EXERCISE DETAILS — If a line in the data holds "text", copy that line out in full.

DATA SUPPLIED —
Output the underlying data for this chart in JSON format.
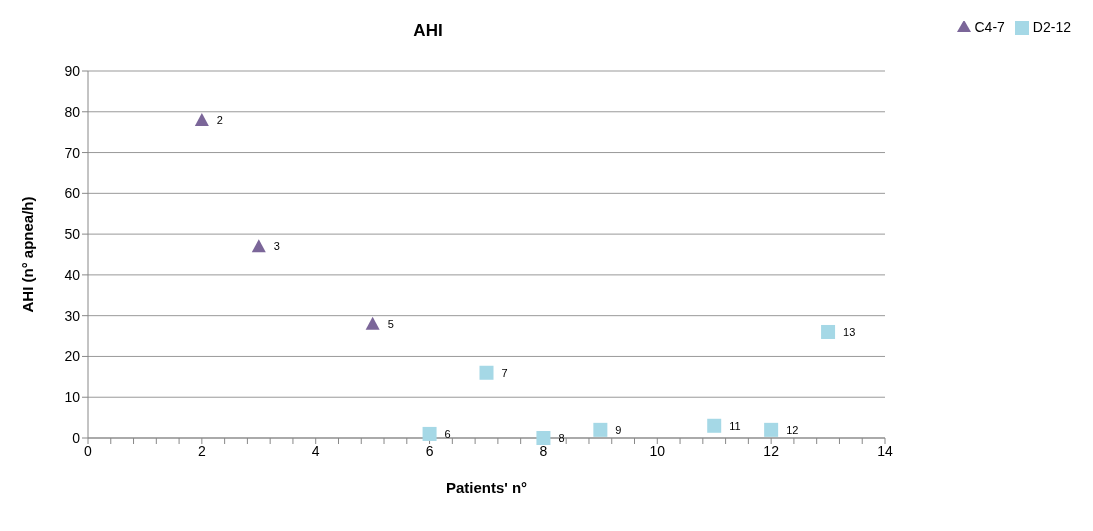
{
  "chart_data": {
    "type": "scatter",
    "title": "AHI",
    "xlabel": "Patients' n°",
    "ylabel": "AHI (n° apnea/h)",
    "xlim": [
      0,
      14
    ],
    "ylim": [
      0,
      90
    ],
    "xticks": [
      0,
      {
        "value": 0.4,
        "label": null
      },
      {
        "value": 0.8,
        "label": null
      },
      {
        "value": 1.2,
        "label": null
      },
      {
        "value": 1.6,
        "label": null
      },
      2,
      {
        "value": 2.4,
        "label": null
      },
      {
        "value": 2.8,
        "label": null
      },
      {
        "value": 3.2,
        "label": null
      },
      {
        "value": 3.6,
        "label": null
      },
      4,
      {
        "value": 4.4,
        "label": null
      },
      {
        "value": 4.8,
        "label": null
      },
      {
        "value": 5.2,
        "label": null
      },
      {
        "value": 5.6,
        "label": null
      },
      6,
      {
        "value": 6.4,
        "label": null
      },
      {
        "value": 6.8,
        "label": null
      },
      {
        "value": 7.2,
        "label": null
      },
      {
        "value": 7.6,
        "label": null
      },
      8,
      {
        "value": 8.4,
        "label": null
      },
      {
        "value": 8.8,
        "label": null
      },
      {
        "value": 9.2,
        "label": null
      },
      {
        "value": 9.6,
        "label": null
      },
      10,
      {
        "value": 10.4,
        "label": null
      },
      {
        "value": 10.8,
        "label": null
      },
      {
        "value": 11.2,
        "label": null
      },
      {
        "value": 11.6,
        "label": null
      },
      12,
      {
        "value": 12.4,
        "label": null
      },
      {
        "value": 12.8,
        "label": null
      },
      {
        "value": 13.2,
        "label": null
      },
      {
        "value": 13.6,
        "label": null
      },
      14
    ],
    "yticks": [
      0,
      10,
      20,
      30,
      40,
      50,
      60,
      70,
      80,
      90
    ],
    "grid": "y",
    "legend": "top right",
    "series": [
      {
        "name": "C4-7",
        "color": "#7b6699",
        "marker": "triangle",
        "x": [
          2,
          3,
          5
        ],
        "values": [
          78,
          47,
          28
        ]
      },
      {
        "name": "D2-12",
        "color": "#a5d8e6",
        "marker": "square",
        "x": [
          6,
          7,
          8,
          9,
          11,
          12,
          13
        ],
        "values": [
          1,
          16,
          0,
          2,
          3,
          2,
          26
        ]
      }
    ],
    "annotations": [
      {
        "text": "2",
        "x": 2,
        "y": 78
      },
      {
        "text": "3",
        "x": 3,
        "y": 47
      },
      {
        "text": "5",
        "x": 5,
        "y": 28
      },
      {
        "text": "6",
        "x": 6,
        "y": 1
      },
      {
        "text": "7",
        "x": 7,
        "y": 16
      },
      {
        "text": "8",
        "x": 8,
        "y": 0
      },
      {
        "text": "9",
        "x": 9,
        "y": 2
      },
      {
        "text": "11",
        "x": 11,
        "y": 3
      },
      {
        "text": "12",
        "x": 12,
        "y": 2
      },
      {
        "text": "13",
        "x": 13,
        "y": 26
      }
    ]
  }
}
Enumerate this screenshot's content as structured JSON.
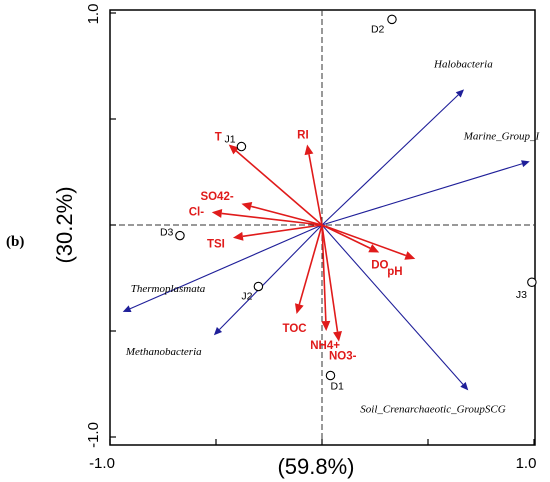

SOLUTION BELOW —
        "text": "2",
        "text": "3",
        "text": "5",
        "text": "6",
        "text": "7",
        "text": "8",
        "text": "9",
        "text": "11",
        "text": "12",
        "text": "13",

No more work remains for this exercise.